━━━ The input

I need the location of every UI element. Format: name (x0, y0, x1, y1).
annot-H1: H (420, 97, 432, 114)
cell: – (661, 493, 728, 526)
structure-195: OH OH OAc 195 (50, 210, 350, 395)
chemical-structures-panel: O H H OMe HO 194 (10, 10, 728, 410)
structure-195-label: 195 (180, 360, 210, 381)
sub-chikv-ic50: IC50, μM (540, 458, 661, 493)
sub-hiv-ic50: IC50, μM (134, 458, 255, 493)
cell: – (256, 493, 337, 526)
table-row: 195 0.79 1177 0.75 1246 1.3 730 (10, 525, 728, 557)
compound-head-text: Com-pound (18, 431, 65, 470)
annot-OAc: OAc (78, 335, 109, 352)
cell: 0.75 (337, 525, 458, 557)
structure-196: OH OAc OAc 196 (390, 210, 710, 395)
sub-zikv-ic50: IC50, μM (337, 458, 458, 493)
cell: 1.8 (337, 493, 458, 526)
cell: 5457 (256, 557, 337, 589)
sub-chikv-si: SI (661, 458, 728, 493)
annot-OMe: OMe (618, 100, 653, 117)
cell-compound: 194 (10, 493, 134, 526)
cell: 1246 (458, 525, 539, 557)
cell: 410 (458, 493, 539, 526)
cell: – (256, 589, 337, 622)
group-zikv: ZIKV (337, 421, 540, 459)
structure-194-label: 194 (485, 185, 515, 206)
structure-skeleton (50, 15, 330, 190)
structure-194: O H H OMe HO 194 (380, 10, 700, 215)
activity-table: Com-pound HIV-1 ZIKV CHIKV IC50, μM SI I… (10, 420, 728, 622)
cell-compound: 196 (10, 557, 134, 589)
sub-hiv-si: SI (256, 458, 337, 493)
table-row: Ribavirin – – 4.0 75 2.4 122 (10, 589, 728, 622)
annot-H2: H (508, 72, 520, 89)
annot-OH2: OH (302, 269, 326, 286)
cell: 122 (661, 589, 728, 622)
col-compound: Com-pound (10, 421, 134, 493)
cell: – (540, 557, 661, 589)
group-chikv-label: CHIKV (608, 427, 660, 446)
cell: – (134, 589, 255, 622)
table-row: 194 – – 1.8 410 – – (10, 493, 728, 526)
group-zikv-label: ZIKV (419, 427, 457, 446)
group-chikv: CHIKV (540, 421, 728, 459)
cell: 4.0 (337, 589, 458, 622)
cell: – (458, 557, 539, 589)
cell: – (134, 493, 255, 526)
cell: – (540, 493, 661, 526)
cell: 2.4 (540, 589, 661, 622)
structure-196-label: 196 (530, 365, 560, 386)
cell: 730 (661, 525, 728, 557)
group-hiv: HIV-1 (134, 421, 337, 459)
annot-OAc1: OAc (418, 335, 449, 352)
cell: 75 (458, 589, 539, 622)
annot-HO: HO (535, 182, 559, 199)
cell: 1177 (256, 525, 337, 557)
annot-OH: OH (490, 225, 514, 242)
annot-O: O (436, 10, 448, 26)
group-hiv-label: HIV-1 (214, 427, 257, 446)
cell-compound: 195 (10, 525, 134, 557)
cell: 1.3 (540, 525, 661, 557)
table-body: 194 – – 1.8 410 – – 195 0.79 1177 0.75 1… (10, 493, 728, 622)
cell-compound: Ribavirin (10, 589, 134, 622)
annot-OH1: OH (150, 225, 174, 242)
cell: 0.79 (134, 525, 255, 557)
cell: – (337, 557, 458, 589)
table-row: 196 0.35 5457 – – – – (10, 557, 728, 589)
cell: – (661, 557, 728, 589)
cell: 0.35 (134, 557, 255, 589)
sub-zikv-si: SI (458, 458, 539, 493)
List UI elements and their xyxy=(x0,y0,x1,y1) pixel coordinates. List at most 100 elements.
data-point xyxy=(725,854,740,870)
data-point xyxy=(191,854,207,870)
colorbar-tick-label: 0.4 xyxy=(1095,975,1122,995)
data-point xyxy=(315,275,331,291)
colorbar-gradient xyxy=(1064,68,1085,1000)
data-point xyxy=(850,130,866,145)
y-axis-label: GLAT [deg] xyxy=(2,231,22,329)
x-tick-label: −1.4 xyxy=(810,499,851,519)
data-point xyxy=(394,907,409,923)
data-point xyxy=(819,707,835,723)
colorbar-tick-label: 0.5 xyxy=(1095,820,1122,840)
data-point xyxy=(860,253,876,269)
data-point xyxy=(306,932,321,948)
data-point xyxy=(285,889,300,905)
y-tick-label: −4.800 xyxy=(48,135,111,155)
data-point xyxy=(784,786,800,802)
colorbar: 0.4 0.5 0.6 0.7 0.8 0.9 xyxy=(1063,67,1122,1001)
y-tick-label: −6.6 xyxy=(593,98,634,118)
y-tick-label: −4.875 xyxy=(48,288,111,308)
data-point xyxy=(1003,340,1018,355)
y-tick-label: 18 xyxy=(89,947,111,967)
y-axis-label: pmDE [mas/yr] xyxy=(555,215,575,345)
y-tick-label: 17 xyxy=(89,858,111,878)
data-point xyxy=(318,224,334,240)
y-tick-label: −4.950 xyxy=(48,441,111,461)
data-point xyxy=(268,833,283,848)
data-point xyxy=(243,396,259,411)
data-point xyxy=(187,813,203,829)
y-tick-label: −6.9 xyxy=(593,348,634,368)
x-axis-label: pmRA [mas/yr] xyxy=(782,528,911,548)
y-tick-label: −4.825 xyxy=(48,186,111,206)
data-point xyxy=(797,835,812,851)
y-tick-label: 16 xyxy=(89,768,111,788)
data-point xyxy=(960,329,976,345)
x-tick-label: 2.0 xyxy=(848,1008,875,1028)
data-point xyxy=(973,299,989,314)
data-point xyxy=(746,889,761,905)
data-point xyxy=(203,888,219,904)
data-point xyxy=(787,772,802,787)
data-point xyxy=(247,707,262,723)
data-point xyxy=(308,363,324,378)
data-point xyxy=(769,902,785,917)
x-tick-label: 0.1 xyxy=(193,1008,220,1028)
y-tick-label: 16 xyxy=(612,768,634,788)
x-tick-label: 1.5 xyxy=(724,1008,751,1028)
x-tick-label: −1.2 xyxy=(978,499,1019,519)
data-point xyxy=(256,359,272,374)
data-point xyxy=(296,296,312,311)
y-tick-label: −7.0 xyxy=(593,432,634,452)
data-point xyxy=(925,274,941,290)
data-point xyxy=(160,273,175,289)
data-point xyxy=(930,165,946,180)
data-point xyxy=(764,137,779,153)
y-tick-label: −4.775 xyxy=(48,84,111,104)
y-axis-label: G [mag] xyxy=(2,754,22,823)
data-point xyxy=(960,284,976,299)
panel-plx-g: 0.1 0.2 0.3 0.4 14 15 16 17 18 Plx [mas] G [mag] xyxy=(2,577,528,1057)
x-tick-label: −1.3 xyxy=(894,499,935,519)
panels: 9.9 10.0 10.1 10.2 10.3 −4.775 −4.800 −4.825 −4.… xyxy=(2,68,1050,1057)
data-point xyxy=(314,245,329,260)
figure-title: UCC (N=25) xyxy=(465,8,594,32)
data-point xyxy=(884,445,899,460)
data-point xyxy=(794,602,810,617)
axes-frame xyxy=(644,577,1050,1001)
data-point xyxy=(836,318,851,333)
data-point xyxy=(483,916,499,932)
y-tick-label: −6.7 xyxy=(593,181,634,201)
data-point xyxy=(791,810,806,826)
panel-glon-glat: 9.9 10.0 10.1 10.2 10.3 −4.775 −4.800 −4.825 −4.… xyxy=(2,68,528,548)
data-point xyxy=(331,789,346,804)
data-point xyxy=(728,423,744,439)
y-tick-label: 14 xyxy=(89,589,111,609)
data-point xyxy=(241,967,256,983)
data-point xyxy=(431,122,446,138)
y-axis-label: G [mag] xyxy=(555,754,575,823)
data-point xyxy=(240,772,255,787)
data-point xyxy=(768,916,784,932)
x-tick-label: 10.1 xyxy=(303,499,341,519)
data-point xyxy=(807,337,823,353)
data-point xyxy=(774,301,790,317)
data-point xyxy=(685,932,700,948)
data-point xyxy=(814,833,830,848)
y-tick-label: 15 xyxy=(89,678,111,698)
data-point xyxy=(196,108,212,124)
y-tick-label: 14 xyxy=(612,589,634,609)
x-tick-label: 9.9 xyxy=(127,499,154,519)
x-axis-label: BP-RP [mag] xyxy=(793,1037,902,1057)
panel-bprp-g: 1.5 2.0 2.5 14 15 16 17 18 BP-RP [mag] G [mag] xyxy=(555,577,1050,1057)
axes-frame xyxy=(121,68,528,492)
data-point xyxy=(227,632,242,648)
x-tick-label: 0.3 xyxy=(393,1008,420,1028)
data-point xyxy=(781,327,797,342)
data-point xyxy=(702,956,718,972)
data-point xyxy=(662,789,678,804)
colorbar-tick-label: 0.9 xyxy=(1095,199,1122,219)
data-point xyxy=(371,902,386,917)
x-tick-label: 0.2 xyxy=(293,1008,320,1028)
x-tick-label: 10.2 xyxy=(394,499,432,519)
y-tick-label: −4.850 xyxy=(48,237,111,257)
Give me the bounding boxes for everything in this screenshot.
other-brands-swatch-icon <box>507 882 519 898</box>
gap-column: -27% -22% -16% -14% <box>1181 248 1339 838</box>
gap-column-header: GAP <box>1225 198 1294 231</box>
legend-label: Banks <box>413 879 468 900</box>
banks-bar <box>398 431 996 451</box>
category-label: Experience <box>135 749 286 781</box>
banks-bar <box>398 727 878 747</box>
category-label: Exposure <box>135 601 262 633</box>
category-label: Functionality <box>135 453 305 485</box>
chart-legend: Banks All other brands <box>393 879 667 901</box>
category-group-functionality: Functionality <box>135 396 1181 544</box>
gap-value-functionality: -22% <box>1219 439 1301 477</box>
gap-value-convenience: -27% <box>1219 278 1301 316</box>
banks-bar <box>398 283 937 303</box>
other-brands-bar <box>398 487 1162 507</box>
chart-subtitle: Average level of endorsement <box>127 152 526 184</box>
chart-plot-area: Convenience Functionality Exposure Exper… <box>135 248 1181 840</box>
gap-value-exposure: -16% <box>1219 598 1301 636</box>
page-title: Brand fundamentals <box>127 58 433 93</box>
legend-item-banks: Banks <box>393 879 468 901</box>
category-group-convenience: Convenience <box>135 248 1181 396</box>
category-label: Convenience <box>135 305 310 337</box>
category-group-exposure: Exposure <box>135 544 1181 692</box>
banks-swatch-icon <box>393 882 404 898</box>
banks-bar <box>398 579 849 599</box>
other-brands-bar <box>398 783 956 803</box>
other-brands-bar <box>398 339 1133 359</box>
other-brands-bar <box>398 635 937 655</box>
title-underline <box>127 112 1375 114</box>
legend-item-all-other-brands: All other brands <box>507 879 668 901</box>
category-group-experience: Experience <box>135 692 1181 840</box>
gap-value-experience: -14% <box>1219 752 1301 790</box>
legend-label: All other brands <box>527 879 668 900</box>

━━━━━━

> Your goal: Turn the items above into a JSON list of strings, one string per line, leaving out blank lines. Begin at the first line of the items and stop after the line that contains "annot-OAc: OAc (78, 335, 109, 352)".

> Response:
[
  "I need the location of every UI element. Format: name (x0, y0, x1, y1).",
  "annot-H1: H (420, 97, 432, 114)",
  "cell: – (661, 493, 728, 526)",
  "structure-195: OH OH OAc 195 (50, 210, 350, 395)",
  "chemical-structures-panel: O H H OMe HO 194 (10, 10, 728, 410)",
  "structure-195-label: 195 (180, 360, 210, 381)",
  "sub-chikv-ic50: IC50, μM (540, 458, 661, 493)",
  "sub-hiv-ic50: IC50, μM (134, 458, 255, 493)",
  "cell: – (256, 493, 337, 526)",
  "table-row: 195 0.79 1177 0.75 1246 1.3 730 (10, 525, 728, 557)",
  "compound-head-text: Com-pound (18, 431, 65, 470)",
  "annot-OAc: OAc (78, 335, 109, 352)"
]